Data entries:

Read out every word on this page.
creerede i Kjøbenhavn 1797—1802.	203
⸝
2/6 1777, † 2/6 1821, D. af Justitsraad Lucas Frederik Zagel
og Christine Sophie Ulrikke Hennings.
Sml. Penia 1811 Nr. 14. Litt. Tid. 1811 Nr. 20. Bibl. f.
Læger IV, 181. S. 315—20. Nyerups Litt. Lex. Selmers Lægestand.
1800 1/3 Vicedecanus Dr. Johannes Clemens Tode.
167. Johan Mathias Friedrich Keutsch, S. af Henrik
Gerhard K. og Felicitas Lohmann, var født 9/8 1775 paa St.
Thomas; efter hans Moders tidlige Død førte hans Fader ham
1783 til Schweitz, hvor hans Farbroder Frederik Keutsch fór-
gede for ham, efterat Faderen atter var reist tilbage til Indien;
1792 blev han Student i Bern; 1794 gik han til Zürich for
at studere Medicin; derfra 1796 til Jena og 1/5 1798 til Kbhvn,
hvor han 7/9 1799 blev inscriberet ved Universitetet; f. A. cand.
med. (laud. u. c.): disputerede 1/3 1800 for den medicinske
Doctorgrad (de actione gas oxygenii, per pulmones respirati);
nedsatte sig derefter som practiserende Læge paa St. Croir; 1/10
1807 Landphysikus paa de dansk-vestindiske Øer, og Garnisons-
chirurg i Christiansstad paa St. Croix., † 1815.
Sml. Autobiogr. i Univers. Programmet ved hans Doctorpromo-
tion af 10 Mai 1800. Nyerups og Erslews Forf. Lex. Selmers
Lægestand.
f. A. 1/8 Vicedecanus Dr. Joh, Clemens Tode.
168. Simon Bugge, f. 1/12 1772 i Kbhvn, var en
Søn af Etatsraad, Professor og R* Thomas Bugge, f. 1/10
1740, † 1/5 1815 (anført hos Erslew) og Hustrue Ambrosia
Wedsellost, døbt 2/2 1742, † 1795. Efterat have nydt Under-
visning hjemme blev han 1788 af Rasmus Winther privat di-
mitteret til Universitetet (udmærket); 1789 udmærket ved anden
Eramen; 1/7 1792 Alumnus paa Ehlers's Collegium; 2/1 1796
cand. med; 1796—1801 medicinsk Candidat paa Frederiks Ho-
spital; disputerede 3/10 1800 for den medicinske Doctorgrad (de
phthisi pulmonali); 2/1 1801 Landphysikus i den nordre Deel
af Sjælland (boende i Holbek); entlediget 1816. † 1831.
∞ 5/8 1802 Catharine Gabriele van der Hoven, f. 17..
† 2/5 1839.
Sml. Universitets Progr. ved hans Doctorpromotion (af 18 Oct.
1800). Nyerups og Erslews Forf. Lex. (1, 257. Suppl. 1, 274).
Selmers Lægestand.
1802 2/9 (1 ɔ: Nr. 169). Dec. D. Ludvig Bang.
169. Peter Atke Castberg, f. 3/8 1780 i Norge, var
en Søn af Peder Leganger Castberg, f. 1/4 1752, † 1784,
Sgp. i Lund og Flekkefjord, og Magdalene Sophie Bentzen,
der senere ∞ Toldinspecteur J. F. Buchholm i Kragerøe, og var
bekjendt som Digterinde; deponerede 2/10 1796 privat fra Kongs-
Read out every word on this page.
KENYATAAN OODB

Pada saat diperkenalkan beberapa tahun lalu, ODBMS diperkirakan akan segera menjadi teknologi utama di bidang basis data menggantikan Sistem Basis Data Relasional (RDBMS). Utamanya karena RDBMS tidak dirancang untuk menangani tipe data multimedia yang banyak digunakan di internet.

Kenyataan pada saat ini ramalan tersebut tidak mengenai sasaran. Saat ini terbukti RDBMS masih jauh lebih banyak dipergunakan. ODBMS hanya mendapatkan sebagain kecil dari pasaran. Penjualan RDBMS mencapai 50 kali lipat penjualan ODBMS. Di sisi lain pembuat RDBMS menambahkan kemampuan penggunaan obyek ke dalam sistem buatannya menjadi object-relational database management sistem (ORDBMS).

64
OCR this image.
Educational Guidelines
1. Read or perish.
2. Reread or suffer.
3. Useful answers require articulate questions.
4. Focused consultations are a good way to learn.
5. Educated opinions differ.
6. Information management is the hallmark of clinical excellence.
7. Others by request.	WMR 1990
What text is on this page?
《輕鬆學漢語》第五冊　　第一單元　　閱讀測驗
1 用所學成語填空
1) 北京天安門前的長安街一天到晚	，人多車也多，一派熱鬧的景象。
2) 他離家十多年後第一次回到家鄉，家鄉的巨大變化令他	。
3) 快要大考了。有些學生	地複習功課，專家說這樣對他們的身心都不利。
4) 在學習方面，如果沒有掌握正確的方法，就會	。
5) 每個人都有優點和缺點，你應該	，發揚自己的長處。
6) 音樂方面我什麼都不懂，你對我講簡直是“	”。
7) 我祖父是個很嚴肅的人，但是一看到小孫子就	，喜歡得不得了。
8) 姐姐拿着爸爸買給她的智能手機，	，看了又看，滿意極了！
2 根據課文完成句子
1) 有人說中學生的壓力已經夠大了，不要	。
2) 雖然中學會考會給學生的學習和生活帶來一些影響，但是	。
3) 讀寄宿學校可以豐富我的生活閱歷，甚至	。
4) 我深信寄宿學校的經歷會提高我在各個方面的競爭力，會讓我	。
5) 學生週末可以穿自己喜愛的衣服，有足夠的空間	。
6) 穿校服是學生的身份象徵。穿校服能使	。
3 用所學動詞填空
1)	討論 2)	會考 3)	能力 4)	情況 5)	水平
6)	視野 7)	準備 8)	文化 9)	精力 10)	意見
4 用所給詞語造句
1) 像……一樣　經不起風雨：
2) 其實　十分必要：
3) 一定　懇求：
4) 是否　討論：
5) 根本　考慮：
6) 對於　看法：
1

Problem requirements
Set down, word for word, only the lines running from the line with "OCR this image." to the last line of the listing above. Both of those lines belong in your answer.

Exercise solution
OCR this image.
Educational Guidelines
1. Read or perish.
2. Reread or suffer.
3. Useful answers require articulate questions.
4. Focused consultations are a good way to learn.
5. Educated opinions differ.
6. Information management is the hallmark of clinical excellence.
7. Others by request.	WMR 1990
What text is on this page?
《輕鬆學漢語》第五冊　　第一單元　　閱讀測驗
1 用所學成語填空
1) 北京天安門前的長安街一天到晚	，人多車也多，一派熱鬧的景象。
2) 他離家十多年後第一次回到家鄉，家鄉的巨大變化令他	。
3) 快要大考了。有些學生	地複習功課，專家說這樣對他們的身心都不利。
4) 在學習方面，如果沒有掌握正確的方法，就會	。
5) 每個人都有優點和缺點，你應該	，發揚自己的長處。
6) 音樂方面我什麼都不懂，你對我講簡直是“	”。
7) 我祖父是個很嚴肅的人，但是一看到小孫子就	，喜歡得不得了。
8) 姐姐拿着爸爸買給她的智能手機，	，看了又看，滿意極了！
2 根據課文完成句子
1) 有人說中學生的壓力已經夠大了，不要	。
2) 雖然中學會考會給學生的學習和生活帶來一些影響，但是	。
3) 讀寄宿學校可以豐富我的生活閱歷，甚至	。
4) 我深信寄宿學校的經歷會提高我在各個方面的競爭力，會讓我	。
5) 學生週末可以穿自己喜愛的衣服，有足夠的空間	。
6) 穿校服是學生的身份象徵。穿校服能使	。
3 用所學動詞填空
1)	討論 2)	會考 3)	能力 4)	情況 5)	水平
6)	視野 7)	準備 8)	文化 9)	精力 10)	意見
4 用所給詞語造句
1) 像……一樣　經不起風雨：
2) 其實　十分必要：
3) 一定　懇求：
4) 是否　討論：
5) 根本　考慮：
6) 對於　看法：
1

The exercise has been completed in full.